■ **Task inputs**:
==========
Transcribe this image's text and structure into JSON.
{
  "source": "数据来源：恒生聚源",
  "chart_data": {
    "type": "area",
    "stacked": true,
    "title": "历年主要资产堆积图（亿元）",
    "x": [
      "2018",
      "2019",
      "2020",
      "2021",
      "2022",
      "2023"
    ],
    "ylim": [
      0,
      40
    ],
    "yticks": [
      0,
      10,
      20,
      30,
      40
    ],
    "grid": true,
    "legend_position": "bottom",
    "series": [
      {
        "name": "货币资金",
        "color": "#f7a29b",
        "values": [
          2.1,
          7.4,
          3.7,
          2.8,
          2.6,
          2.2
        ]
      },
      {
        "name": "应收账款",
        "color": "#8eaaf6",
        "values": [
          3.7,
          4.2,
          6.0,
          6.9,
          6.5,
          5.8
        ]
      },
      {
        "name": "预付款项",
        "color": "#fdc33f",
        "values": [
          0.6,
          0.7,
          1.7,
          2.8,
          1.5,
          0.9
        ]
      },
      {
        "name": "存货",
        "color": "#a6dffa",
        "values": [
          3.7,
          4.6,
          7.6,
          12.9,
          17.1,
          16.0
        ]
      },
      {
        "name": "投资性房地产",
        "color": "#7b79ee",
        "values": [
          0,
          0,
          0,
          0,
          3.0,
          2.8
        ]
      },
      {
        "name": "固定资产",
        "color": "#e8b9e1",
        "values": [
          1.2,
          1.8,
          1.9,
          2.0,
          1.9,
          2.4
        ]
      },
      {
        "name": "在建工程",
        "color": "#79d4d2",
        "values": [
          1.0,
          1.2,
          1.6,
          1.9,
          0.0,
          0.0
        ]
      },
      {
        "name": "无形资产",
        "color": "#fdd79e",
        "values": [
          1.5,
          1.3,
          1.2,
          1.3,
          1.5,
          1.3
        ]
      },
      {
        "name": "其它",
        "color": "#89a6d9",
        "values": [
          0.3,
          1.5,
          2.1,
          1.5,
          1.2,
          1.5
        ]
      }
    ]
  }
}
==========
■ **Problem**:
Look through the material and copy each line that has "name".

■ **Task solution**:
        "name": "货币资金",
        "name": "应收账款",
        "name": "预付款项",
        "name": "存货",
        "name": "投资性房地产",
        "name": "固定资产",
        "name": "在建工程",
        "name": "无形资产",
        "name": "其它",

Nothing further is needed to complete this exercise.